Copy out the records in full, word for word, without pictures.

Data items
--

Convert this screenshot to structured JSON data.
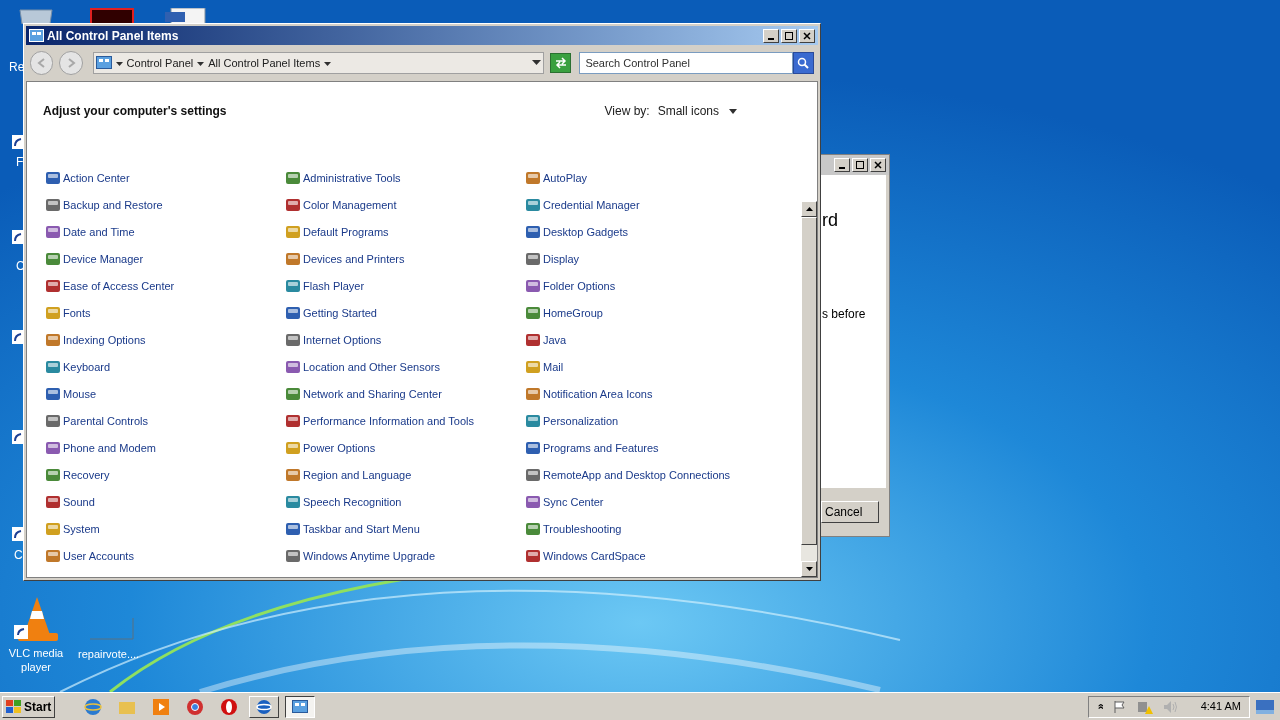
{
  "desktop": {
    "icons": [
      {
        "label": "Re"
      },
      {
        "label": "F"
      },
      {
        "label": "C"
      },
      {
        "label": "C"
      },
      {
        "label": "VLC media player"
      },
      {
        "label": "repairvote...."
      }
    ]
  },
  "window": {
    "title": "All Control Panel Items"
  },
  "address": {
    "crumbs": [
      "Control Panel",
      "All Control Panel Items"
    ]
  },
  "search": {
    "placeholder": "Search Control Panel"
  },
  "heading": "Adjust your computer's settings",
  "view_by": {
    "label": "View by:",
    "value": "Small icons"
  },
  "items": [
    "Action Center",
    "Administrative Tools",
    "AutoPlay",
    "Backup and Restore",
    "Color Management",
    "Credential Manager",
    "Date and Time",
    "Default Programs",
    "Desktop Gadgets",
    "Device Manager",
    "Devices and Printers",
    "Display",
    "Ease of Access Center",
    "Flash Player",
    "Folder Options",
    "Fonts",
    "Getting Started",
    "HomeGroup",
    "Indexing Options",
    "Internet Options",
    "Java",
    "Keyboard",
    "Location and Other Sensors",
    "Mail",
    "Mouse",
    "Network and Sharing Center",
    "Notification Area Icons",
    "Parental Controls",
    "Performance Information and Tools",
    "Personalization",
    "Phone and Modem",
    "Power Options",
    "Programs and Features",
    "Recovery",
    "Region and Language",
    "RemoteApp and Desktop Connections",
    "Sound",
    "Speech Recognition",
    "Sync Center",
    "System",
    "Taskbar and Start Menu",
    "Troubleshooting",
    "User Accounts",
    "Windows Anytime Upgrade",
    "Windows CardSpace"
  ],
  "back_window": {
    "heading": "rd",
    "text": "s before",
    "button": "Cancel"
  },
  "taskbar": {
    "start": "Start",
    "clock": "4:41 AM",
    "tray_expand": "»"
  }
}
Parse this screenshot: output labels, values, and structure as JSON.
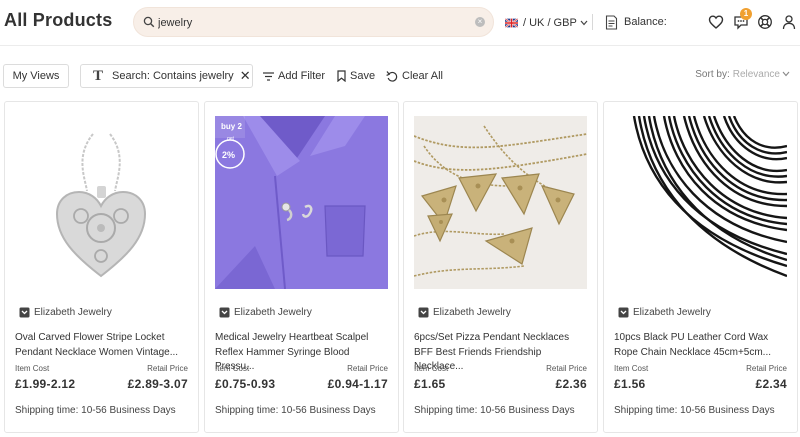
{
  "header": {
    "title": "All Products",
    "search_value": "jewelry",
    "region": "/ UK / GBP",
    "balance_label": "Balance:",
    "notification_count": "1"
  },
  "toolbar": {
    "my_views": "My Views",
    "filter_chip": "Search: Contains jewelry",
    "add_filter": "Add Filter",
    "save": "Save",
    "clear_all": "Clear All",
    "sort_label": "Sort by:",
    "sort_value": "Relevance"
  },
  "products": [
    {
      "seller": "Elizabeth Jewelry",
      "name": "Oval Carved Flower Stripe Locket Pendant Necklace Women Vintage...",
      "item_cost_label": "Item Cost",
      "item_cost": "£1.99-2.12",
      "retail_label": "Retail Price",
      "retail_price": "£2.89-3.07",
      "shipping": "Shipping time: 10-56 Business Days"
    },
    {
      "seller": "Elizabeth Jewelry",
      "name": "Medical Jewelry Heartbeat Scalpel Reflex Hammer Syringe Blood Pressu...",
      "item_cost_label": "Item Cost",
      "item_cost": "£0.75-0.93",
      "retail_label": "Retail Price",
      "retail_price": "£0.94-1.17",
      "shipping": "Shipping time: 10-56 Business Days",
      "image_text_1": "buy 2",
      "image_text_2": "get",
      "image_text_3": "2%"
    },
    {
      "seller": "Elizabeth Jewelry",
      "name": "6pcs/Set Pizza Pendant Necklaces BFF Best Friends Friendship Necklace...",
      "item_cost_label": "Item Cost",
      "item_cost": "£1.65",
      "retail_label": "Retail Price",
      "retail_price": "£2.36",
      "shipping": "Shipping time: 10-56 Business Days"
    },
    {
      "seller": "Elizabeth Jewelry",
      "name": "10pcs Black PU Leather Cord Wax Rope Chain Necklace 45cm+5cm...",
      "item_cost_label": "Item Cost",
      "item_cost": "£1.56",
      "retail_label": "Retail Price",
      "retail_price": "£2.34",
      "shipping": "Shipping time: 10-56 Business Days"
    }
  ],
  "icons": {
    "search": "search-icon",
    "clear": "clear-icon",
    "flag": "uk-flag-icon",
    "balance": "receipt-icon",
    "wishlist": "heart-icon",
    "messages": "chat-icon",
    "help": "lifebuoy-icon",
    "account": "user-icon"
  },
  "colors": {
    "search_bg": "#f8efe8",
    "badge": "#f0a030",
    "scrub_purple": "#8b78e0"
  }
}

--

> _SOLUTION FOR THIS EXERCISE_:
Convert this screenshot to structured JSON data.
{
  "desktop": {
    "icons": [
      {
        "label": "Re"
      },
      {
        "label": "F"
      },
      {
        "label": "C"
      },
      {
        "label": "C"
      },
      {
        "label": "VLC media player"
      },
      {
        "label": "repairvote...."
      }
    ]
  },
  "window": {
    "title": "All Control Panel Items"
  },
  "address": {
    "crumbs": [
      "Control Panel",
      "All Control Panel Items"
    ]
  },
  "search": {
    "placeholder": "Search Control Panel"
  },
  "heading": "Adjust your computer's settings",
  "view_by": {
    "label": "View by:",
    "value": "Small icons"
  },
  "items": [
    "Action Center",
    "Administrative Tools",
    "AutoPlay",
    "Backup and Restore",
    "Color Management",
    "Credential Manager",
    "Date and Time",
    "Default Programs",
    "Desktop Gadgets",
    "Device Manager",
    "Devices and Printers",
    "Display",
    "Ease of Access Center",
    "Flash Player",
    "Folder Options",
    "Fonts",
    "Getting Started",
    "HomeGroup",
    "Indexing Options",
    "Internet Options",
    "Java",
    "Keyboard",
    "Location and Other Sensors",
    "Mail",
    "Mouse",
    "Network and Sharing Center",
    "Notification Area Icons",
    "Parental Controls",
    "Performance Information and Tools",
    "Personalization",
    "Phone and Modem",
    "Power Options",
    "Programs and Features",
    "Recovery",
    "Region and Language",
    "RemoteApp and Desktop Connections",
    "Sound",
    "Speech Recognition",
    "Sync Center",
    "System",
    "Taskbar and Start Menu",
    "Troubleshooting",
    "User Accounts",
    "Windows Anytime Upgrade",
    "Windows CardSpace"
  ],
  "back_window": {
    "heading": "rd",
    "text": "s before",
    "button": "Cancel"
  },
  "taskbar": {
    "start": "Start",
    "clock": "4:41 AM",
    "tray_expand": "»"
  }
}
Parse this screenshot: output labels, values, and structure as JSON.
{
  "header": {
    "title": "All Products",
    "search_value": "jewelry",
    "region": "/ UK / GBP",
    "balance_label": "Balance:",
    "notification_count": "1"
  },
  "toolbar": {
    "my_views": "My Views",
    "filter_chip": "Search: Contains jewelry",
    "add_filter": "Add Filter",
    "save": "Save",
    "clear_all": "Clear All",
    "sort_label": "Sort by:",
    "sort_value": "Relevance"
  },
  "products": [
    {
      "seller": "Elizabeth Jewelry",
      "name": "Oval Carved Flower Stripe Locket Pendant Necklace Women Vintage...",
      "item_cost_label": "Item Cost",
      "item_cost": "£1.99-2.12",
      "retail_label": "Retail Price",
      "retail_price": "£2.89-3.07",
      "shipping": "Shipping time: 10-56 Business Days"
    },
    {
      "seller": "Elizabeth Jewelry",
      "name": "Medical Jewelry Heartbeat Scalpel Reflex Hammer Syringe Blood Pressu...",
      "item_cost_label": "Item Cost",
      "item_cost": "£0.75-0.93",
      "retail_label": "Retail Price",
      "retail_price": "£0.94-1.17",
      "shipping": "Shipping time: 10-56 Business Days",
      "image_text_1": "buy 2",
      "image_text_2": "get",
      "image_text_3": "2%"
    },
    {
      "seller": "Elizabeth Jewelry",
      "name": "6pcs/Set Pizza Pendant Necklaces BFF Best Friends Friendship Necklace...",
      "item_cost_label": "Item Cost",
      "item_cost": "£1.65",
      "retail_label": "Retail Price",
      "retail_price": "£2.36",
      "shipping": "Shipping time: 10-56 Business Days"
    },
    {
      "seller": "Elizabeth Jewelry",
      "name": "10pcs Black PU Leather Cord Wax Rope Chain Necklace 45cm+5cm...",
      "item_cost_label": "Item Cost",
      "item_cost": "£1.56",
      "retail_label": "Retail Price",
      "retail_price": "£2.34",
      "shipping": "Shipping time: 10-56 Business Days"
    }
  ],
  "icons": {
    "search": "search-icon",
    "clear": "clear-icon",
    "flag": "uk-flag-icon",
    "balance": "receipt-icon",
    "wishlist": "heart-icon",
    "messages": "chat-icon",
    "help": "lifebuoy-icon",
    "account": "user-icon"
  },
  "colors": {
    "search_bg": "#f8efe8",
    "badge": "#f0a030",
    "scrub_purple": "#8b78e0"
  }
}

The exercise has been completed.